**WORK TO COMPLETE**
Using the listing beneath this task, count the lines with the word "共产党执政" and write only the result.

**INPUT DATA**
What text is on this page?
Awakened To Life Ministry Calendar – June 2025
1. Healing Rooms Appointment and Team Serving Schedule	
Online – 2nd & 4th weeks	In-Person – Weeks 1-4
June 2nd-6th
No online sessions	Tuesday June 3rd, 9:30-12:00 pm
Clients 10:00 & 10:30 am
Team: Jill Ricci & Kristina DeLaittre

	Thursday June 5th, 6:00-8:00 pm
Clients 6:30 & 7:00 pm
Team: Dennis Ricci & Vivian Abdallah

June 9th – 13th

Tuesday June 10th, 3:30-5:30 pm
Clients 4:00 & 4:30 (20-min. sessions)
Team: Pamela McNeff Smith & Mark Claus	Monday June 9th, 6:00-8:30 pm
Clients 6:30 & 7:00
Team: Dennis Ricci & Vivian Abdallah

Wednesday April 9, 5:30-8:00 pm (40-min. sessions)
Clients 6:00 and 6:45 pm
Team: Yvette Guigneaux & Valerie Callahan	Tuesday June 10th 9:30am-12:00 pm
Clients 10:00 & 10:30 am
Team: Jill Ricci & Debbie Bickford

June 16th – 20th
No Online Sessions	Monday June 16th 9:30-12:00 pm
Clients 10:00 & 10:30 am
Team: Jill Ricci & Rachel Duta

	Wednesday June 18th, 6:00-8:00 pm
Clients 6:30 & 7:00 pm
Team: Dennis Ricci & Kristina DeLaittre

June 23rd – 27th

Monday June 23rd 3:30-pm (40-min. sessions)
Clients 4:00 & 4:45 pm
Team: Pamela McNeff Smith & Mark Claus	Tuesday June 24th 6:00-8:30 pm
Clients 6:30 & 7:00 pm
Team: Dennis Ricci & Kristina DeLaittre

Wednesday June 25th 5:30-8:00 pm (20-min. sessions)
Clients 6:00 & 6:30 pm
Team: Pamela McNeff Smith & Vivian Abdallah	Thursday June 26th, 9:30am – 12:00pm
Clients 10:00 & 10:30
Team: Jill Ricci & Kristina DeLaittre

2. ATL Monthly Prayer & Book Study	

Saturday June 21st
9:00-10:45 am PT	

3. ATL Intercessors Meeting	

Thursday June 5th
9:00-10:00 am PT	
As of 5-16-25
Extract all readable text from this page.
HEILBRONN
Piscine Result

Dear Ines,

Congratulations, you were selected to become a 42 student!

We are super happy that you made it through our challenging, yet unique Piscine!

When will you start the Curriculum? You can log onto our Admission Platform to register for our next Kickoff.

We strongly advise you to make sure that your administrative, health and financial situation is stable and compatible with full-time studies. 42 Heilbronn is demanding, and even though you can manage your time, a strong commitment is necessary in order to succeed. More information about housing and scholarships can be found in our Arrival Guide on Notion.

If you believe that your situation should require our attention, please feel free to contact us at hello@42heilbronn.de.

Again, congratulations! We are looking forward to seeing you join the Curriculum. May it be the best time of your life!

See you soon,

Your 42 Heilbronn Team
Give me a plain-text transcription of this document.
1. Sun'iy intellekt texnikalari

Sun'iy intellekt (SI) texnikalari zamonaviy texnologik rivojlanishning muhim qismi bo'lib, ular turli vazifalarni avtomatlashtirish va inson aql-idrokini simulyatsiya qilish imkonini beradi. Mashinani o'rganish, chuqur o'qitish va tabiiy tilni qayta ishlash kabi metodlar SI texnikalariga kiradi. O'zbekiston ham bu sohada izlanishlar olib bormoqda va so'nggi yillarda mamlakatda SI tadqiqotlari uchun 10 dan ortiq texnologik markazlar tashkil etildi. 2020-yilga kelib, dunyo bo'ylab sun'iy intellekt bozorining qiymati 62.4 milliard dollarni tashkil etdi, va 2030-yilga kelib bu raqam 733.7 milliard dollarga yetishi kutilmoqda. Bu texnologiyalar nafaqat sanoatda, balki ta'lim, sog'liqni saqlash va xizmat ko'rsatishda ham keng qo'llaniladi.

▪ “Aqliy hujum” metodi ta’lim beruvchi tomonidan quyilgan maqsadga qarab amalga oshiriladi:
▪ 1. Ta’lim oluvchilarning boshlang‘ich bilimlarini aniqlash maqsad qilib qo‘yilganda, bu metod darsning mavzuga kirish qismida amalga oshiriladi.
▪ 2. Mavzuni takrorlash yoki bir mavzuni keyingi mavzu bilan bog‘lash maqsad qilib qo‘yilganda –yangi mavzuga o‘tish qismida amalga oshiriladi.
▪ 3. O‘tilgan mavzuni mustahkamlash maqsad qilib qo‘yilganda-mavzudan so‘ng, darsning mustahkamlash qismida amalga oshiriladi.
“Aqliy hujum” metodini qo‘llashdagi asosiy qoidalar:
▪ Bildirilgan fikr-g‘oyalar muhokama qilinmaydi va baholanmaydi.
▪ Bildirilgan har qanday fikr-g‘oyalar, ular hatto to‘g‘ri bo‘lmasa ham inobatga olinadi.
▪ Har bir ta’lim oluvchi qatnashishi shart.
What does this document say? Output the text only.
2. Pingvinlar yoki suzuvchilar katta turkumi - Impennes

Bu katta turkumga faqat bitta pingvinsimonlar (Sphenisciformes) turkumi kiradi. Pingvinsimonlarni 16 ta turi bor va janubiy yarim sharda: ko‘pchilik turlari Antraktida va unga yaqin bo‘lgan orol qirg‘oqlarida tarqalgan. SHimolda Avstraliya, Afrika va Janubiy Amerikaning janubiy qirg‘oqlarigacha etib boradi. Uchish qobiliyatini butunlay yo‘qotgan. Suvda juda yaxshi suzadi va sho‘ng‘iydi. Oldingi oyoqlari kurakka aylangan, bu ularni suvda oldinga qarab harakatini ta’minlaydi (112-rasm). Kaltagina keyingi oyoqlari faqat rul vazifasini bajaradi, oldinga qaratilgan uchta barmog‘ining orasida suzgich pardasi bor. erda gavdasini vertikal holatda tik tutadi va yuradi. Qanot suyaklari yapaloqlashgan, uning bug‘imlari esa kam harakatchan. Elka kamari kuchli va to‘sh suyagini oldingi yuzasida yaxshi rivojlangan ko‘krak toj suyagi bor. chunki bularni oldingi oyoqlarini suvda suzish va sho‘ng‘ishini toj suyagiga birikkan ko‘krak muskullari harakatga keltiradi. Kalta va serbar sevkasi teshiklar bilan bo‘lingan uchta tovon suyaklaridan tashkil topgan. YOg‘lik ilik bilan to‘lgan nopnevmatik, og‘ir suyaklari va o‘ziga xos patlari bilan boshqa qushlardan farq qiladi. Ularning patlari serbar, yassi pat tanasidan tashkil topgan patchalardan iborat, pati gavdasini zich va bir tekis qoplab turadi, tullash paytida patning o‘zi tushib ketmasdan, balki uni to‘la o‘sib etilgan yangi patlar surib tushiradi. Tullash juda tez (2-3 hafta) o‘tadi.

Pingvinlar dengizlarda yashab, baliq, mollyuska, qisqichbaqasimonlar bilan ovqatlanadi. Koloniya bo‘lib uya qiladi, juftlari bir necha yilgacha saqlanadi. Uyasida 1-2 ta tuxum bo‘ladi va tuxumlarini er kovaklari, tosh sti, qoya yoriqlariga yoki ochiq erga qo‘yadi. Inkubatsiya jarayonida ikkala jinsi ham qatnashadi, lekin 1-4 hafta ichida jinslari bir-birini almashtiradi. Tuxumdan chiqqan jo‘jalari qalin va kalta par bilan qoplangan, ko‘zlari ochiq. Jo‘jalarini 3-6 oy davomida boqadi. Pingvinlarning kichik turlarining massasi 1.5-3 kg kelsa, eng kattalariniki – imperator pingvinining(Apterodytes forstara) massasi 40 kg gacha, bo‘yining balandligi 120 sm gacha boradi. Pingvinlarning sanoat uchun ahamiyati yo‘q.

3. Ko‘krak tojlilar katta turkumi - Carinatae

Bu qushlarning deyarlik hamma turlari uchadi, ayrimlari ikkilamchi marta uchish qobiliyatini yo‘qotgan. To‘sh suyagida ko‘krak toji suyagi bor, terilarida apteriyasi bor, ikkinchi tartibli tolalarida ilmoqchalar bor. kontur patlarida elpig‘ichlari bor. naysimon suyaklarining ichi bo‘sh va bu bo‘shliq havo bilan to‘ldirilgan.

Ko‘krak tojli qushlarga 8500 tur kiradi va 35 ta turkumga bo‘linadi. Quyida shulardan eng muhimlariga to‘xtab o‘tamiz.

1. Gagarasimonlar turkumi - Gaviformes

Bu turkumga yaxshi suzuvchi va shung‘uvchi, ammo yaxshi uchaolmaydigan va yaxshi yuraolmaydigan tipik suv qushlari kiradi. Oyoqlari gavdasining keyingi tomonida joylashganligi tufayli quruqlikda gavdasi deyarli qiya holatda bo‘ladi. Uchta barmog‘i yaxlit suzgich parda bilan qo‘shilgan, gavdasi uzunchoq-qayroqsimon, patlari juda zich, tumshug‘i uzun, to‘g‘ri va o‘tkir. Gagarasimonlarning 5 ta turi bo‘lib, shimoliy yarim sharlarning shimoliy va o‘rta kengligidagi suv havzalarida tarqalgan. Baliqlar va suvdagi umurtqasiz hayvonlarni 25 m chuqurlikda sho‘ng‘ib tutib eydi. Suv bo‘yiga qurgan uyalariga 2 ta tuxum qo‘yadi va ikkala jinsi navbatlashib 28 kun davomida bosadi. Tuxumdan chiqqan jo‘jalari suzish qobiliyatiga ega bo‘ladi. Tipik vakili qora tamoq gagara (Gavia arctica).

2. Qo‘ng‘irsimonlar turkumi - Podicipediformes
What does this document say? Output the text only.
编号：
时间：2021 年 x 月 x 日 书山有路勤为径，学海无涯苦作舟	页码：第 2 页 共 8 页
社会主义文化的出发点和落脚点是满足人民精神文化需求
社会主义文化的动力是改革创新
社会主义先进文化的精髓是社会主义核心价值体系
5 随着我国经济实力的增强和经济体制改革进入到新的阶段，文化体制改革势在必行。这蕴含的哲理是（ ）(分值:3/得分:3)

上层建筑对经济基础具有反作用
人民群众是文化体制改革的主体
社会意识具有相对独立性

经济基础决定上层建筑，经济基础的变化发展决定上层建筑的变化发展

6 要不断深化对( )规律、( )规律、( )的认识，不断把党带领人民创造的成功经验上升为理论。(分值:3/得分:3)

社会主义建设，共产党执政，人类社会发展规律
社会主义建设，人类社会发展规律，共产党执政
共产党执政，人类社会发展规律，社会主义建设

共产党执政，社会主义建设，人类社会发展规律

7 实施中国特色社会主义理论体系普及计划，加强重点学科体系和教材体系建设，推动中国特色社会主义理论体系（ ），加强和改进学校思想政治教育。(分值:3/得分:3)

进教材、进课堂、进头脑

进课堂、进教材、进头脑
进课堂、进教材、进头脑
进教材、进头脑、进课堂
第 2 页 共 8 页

**SOLUTION**
4